(Problem description)
Below is a listing; copy all of it exactly.

(Source records)
»»
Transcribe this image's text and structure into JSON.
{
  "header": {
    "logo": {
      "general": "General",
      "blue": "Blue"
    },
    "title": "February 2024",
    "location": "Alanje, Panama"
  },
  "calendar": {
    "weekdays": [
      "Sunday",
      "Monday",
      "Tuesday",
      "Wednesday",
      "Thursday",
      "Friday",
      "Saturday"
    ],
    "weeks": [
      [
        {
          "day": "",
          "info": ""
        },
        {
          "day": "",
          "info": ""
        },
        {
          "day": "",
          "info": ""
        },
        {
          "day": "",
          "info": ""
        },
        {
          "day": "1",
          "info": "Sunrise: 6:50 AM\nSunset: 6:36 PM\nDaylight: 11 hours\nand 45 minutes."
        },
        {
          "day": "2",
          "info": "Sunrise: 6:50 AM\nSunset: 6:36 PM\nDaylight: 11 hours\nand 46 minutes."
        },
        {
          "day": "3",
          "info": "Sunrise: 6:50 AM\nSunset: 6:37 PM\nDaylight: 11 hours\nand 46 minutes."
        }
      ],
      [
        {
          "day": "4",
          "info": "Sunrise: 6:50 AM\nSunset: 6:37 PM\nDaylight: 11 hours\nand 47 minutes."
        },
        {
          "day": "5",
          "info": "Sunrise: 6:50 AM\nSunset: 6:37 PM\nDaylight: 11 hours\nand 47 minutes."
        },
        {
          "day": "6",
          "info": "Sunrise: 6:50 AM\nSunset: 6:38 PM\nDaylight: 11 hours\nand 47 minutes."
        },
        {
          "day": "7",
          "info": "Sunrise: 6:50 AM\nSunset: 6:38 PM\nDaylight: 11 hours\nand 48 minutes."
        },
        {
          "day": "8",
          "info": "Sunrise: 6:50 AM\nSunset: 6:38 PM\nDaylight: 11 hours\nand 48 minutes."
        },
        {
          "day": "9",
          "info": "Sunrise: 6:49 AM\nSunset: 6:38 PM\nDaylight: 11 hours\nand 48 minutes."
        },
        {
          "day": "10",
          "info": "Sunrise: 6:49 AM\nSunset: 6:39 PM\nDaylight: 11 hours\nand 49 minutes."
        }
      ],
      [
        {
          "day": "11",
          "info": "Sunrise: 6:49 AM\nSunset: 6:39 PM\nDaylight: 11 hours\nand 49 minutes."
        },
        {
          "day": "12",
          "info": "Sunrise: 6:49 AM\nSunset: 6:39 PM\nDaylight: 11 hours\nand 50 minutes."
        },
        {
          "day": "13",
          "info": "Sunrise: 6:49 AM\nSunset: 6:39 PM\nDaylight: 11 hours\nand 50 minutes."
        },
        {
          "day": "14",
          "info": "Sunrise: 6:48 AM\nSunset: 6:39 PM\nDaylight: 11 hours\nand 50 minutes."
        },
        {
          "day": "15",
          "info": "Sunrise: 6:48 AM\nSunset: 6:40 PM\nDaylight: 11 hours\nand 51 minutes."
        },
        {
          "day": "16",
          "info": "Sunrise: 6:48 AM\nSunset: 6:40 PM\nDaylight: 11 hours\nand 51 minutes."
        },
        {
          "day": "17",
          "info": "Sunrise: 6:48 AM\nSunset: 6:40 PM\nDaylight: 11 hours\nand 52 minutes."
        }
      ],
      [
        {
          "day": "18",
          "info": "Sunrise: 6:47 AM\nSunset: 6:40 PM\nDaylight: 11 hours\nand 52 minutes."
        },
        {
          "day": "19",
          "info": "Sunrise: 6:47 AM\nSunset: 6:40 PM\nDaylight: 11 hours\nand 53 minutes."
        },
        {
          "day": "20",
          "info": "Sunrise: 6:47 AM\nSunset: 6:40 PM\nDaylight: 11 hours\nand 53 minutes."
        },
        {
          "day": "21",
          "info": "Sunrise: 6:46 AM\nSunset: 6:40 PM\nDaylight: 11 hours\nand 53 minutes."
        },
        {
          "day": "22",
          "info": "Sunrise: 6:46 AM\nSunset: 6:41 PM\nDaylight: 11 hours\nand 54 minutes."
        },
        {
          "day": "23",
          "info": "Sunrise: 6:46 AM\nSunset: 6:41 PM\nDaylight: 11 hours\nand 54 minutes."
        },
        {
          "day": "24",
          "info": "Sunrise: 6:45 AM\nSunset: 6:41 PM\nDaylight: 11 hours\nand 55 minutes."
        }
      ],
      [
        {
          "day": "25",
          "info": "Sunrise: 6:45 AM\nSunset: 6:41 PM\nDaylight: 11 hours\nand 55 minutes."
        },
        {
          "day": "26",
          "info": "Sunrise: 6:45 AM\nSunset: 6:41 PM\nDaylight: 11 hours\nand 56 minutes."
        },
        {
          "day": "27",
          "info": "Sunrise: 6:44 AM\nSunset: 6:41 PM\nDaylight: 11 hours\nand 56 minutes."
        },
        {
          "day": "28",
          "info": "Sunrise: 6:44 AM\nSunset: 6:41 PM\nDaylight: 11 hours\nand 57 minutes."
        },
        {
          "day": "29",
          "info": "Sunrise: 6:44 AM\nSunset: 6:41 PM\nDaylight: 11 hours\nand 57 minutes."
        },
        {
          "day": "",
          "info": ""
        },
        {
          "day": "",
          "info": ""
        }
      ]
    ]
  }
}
««
(Answer to this task)
Transcribe this image's text and structure into JSON.
{
  "header": {
    "logo": {
      "general": "General",
      "blue": "Blue"
    },
    "title": "February 2024",
    "location": "Alanje, Panama"
  },
  "calendar": {
    "weekdays": [
      "Sunday",
      "Monday",
      "Tuesday",
      "Wednesday",
      "Thursday",
      "Friday",
      "Saturday"
    ],
    "weeks": [
      [
        {
          "day": "",
          "info": ""
        },
        {
          "day": "",
          "info": ""
        },
        {
          "day": "",
          "info": ""
        },
        {
          "day": "",
          "info": ""
        },
        {
          "day": "1",
          "info": "Sunrise: 6:50 AM\nSunset: 6:36 PM\nDaylight: 11 hours\nand 45 minutes."
        },
        {
          "day": "2",
          "info": "Sunrise: 6:50 AM\nSunset: 6:36 PM\nDaylight: 11 hours\nand 46 minutes."
        },
        {
          "day": "3",
          "info": "Sunrise: 6:50 AM\nSunset: 6:37 PM\nDaylight: 11 hours\nand 46 minutes."
        }
      ],
      [
        {
          "day": "4",
          "info": "Sunrise: 6:50 AM\nSunset: 6:37 PM\nDaylight: 11 hours\nand 47 minutes."
        },
        {
          "day": "5",
          "info": "Sunrise: 6:50 AM\nSunset: 6:37 PM\nDaylight: 11 hours\nand 47 minutes."
        },
        {
          "day": "6",
          "info": "Sunrise: 6:50 AM\nSunset: 6:38 PM\nDaylight: 11 hours\nand 47 minutes."
        },
        {
          "day": "7",
          "info": "Sunrise: 6:50 AM\nSunset: 6:38 PM\nDaylight: 11 hours\nand 48 minutes."
        },
        {
          "day": "8",
          "info": "Sunrise: 6:50 AM\nSunset: 6:38 PM\nDaylight: 11 hours\nand 48 minutes."
        },
        {
          "day": "9",
          "info": "Sunrise: 6:49 AM\nSunset: 6:38 PM\nDaylight: 11 hours\nand 48 minutes."
        },
        {
          "day": "10",
          "info": "Sunrise: 6:49 AM\nSunset: 6:39 PM\nDaylight: 11 hours\nand 49 minutes."
        }
      ],
      [
        {
          "day": "11",
          "info": "Sunrise: 6:49 AM\nSunset: 6:39 PM\nDaylight: 11 hours\nand 49 minutes."
        },
        {
          "day": "12",
          "info": "Sunrise: 6:49 AM\nSunset: 6:39 PM\nDaylight: 11 hours\nand 50 minutes."
        },
        {
          "day": "13",
          "info": "Sunrise: 6:49 AM\nSunset: 6:39 PM\nDaylight: 11 hours\nand 50 minutes."
        },
        {
          "day": "14",
          "info": "Sunrise: 6:48 AM\nSunset: 6:39 PM\nDaylight: 11 hours\nand 50 minutes."
        },
        {
          "day": "15",
          "info": "Sunrise: 6:48 AM\nSunset: 6:40 PM\nDaylight: 11 hours\nand 51 minutes."
        },
        {
          "day": "16",
          "info": "Sunrise: 6:48 AM\nSunset: 6:40 PM\nDaylight: 11 hours\nand 51 minutes."
        },
        {
          "day": "17",
          "info": "Sunrise: 6:48 AM\nSunset: 6:40 PM\nDaylight: 11 hours\nand 52 minutes."
        }
      ],
      [
        {
          "day": "18",
          "info": "Sunrise: 6:47 AM\nSunset: 6:40 PM\nDaylight: 11 hours\nand 52 minutes."
        },
        {
          "day": "19",
          "info": "Sunrise: 6:47 AM\nSunset: 6:40 PM\nDaylight: 11 hours\nand 53 minutes."
        },
        {
          "day": "20",
          "info": "Sunrise: 6:47 AM\nSunset: 6:40 PM\nDaylight: 11 hours\nand 53 minutes."
        },
        {
          "day": "21",
          "info": "Sunrise: 6:46 AM\nSunset: 6:40 PM\nDaylight: 11 hours\nand 53 minutes."
        },
        {
          "day": "22",
          "info": "Sunrise: 6:46 AM\nSunset: 6:41 PM\nDaylight: 11 hours\nand 54 minutes."
        },
        {
          "day": "23",
          "info": "Sunrise: 6:46 AM\nSunset: 6:41 PM\nDaylight: 11 hours\nand 54 minutes."
        },
        {
          "day": "24",
          "info": "Sunrise: 6:45 AM\nSunset: 6:41 PM\nDaylight: 11 hours\nand 55 minutes."
        }
      ],
      [
        {
          "day": "25",
          "info": "Sunrise: 6:45 AM\nSunset: 6:41 PM\nDaylight: 11 hours\nand 55 minutes."
        },
        {
          "day": "26",
          "info": "Sunrise: 6:45 AM\nSunset: 6:41 PM\nDaylight: 11 hours\nand 56 minutes."
        },
        {
          "day": "27",
          "info": "Sunrise: 6:44 AM\nSunset: 6:41 PM\nDaylight: 11 hours\nand 56 minutes."
        },
        {
          "day": "28",
          "info": "Sunrise: 6:44 AM\nSunset: 6:41 PM\nDaylight: 11 hours\nand 57 minutes."
        },
        {
          "day": "29",
          "info": "Sunrise: 6:44 AM\nSunset: 6:41 PM\nDaylight: 11 hours\nand 57 minutes."
        },
        {
          "day": "",
          "info": ""
        },
        {
          "day": "",
          "info": ""
        }
      ]
    ]
  }
}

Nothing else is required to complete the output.